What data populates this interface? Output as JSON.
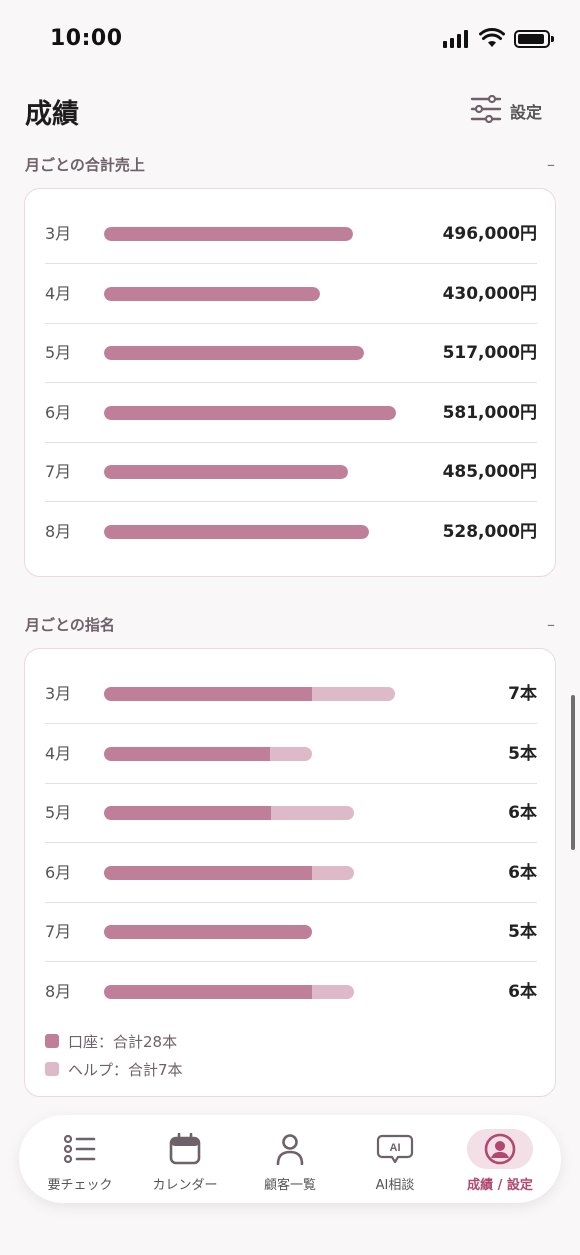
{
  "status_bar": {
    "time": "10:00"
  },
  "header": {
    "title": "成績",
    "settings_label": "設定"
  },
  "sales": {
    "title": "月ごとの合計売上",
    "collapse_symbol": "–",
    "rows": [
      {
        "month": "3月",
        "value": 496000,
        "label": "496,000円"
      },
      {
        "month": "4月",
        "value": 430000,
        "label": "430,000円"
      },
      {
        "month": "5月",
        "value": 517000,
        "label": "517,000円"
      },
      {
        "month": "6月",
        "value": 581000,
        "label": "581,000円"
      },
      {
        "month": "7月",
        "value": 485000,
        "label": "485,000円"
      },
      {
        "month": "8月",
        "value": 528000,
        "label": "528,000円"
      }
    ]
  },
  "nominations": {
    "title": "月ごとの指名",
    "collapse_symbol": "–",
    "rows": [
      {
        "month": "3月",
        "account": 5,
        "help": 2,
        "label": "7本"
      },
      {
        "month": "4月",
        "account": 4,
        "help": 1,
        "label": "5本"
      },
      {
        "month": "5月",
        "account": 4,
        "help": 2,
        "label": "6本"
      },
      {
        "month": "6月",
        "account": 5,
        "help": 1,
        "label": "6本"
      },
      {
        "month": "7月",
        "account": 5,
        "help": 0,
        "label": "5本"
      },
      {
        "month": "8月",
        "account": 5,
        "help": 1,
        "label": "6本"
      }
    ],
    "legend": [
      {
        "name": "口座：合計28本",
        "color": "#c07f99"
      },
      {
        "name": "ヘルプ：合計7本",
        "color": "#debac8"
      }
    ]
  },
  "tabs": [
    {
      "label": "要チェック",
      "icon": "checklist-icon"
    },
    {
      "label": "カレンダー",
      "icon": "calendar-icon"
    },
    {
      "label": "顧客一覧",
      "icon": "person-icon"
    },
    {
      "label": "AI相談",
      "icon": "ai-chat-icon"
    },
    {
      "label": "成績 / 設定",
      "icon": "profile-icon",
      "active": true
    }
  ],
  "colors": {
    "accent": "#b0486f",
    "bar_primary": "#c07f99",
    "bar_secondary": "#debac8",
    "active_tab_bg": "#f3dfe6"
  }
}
...
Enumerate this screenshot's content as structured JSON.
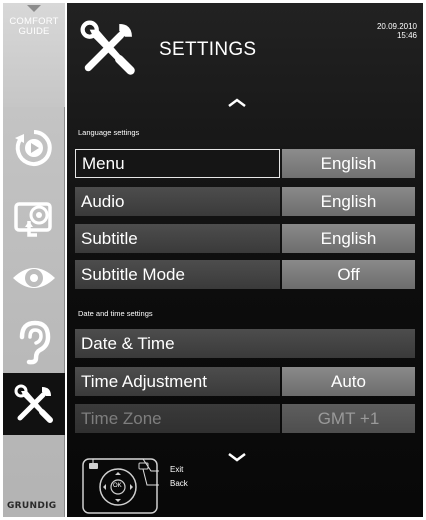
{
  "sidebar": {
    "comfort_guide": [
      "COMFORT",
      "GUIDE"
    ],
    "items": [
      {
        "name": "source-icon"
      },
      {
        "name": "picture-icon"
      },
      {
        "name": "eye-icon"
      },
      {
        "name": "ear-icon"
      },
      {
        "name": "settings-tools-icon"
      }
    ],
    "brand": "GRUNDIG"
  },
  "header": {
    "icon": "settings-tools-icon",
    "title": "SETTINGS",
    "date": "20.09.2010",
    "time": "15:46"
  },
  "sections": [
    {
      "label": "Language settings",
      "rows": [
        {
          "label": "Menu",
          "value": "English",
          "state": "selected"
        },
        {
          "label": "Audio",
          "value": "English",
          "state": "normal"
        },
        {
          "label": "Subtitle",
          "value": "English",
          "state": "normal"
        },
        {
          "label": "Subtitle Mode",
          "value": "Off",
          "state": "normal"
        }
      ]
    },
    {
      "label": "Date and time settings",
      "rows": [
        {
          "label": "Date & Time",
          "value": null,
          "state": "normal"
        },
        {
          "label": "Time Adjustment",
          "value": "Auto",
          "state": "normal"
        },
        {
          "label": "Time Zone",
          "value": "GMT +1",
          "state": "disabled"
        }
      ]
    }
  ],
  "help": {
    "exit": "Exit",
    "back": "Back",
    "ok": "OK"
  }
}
--
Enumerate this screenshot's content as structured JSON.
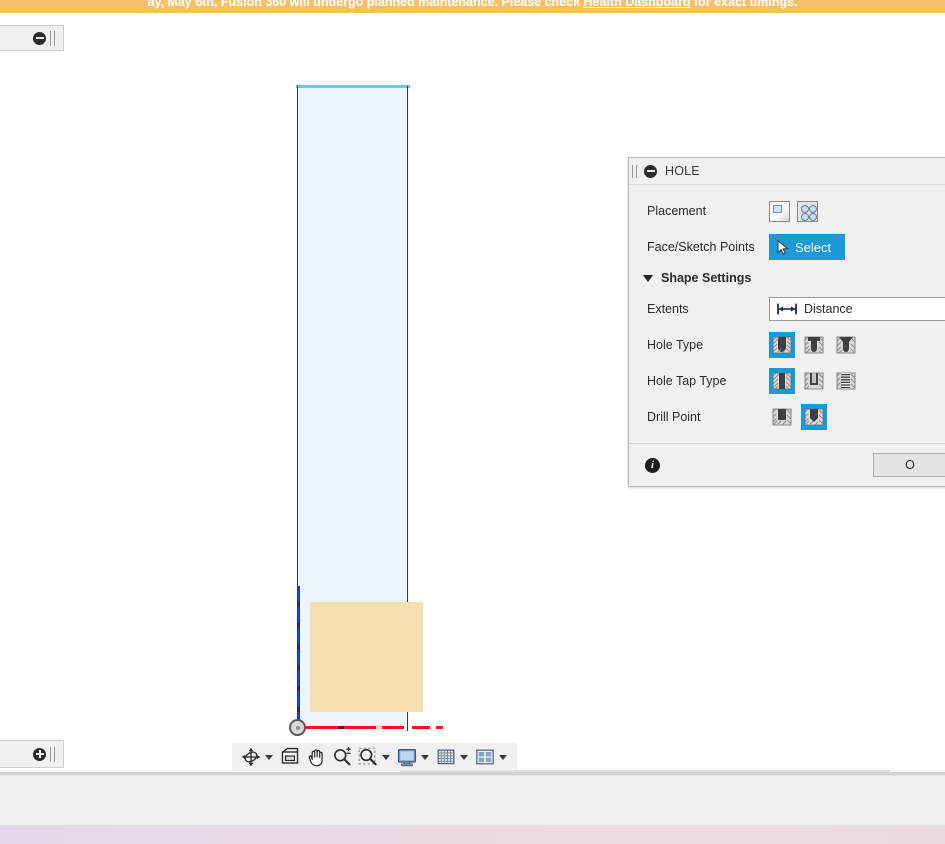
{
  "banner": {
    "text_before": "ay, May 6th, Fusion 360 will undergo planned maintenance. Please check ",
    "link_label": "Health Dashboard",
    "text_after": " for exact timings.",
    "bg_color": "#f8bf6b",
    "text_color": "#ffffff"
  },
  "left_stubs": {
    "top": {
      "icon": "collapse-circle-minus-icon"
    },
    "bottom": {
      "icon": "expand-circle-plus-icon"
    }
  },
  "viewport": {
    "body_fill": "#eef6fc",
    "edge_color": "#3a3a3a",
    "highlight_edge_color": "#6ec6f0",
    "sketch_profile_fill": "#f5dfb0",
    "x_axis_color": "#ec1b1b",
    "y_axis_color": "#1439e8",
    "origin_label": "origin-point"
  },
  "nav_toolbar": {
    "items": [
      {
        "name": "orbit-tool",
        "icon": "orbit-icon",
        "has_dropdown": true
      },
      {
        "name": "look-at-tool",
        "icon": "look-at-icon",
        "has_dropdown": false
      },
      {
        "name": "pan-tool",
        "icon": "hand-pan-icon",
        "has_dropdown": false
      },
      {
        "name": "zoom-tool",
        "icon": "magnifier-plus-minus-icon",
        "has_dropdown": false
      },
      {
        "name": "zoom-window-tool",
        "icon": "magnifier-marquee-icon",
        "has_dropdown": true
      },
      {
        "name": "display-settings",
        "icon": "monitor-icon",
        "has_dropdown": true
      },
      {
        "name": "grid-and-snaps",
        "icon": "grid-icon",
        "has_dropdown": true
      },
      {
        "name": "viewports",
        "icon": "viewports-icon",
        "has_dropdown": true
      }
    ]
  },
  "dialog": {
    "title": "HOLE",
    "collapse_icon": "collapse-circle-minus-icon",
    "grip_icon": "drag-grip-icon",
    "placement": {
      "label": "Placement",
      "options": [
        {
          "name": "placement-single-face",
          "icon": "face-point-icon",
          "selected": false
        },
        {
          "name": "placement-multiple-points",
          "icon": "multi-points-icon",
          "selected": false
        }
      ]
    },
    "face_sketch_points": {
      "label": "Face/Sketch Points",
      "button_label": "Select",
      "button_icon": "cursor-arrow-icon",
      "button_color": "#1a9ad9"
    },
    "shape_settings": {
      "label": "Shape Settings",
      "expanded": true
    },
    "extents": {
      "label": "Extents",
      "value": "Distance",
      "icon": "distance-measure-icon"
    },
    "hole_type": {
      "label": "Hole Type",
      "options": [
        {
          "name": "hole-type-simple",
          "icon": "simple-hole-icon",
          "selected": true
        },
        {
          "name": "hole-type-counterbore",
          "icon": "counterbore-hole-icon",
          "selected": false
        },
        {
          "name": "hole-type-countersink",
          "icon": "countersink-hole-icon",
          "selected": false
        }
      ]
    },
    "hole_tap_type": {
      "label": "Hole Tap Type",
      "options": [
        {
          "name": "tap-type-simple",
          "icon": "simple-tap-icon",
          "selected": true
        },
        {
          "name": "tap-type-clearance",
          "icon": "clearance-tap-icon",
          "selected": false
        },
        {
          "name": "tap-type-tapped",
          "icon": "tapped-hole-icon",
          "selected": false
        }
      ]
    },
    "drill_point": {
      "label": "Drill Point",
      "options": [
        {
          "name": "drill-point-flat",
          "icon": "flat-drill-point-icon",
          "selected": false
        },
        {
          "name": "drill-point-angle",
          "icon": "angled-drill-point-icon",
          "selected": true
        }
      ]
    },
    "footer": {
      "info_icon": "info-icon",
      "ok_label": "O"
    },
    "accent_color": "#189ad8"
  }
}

* **The exercise**
Gather all the lines that include the word "plus" and copy them out.

* **Reply**
      "icon": "expand-circle-plus-icon"
        "icon": "magnifier-plus-minus-icon",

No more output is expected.